>> BEGIN STORED DATA

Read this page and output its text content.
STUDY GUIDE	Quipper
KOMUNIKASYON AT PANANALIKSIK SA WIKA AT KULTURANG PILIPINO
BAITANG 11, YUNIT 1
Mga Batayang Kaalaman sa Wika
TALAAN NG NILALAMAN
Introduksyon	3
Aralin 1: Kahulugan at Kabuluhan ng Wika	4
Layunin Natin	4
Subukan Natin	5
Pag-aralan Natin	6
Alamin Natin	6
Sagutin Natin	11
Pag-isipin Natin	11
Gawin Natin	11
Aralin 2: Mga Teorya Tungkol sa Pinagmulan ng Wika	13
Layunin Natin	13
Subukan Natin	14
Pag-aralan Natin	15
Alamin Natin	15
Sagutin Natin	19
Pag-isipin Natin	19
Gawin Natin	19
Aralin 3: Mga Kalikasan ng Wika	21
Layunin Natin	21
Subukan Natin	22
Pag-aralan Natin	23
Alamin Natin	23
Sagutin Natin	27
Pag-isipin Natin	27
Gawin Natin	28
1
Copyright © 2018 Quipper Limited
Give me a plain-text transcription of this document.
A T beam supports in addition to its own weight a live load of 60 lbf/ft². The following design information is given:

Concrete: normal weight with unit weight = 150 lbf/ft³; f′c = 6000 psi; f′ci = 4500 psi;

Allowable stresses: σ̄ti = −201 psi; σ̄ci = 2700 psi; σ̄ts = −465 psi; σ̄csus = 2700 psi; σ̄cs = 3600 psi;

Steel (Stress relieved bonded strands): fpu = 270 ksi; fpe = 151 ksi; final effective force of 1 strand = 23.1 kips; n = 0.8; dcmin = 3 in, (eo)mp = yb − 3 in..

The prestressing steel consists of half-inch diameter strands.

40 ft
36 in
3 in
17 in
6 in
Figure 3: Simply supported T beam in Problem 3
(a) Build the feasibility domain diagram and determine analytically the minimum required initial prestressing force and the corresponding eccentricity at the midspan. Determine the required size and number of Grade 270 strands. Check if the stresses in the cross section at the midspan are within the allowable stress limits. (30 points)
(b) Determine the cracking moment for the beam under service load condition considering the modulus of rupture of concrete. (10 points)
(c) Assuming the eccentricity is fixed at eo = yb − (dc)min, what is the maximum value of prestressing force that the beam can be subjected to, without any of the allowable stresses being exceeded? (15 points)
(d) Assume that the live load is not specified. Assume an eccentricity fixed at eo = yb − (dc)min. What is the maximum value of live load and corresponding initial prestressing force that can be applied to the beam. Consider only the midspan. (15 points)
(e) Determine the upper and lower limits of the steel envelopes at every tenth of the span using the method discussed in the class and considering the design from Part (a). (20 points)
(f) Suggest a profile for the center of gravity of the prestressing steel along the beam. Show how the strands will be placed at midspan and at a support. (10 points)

>> END STORED DATA

SET PROBLEM
Lines containing the word "text" must all be returned from the material above.

ANSWER TO THE PROBLEM
Read this page and output its text content.
Give me a plain-text transcription of this document.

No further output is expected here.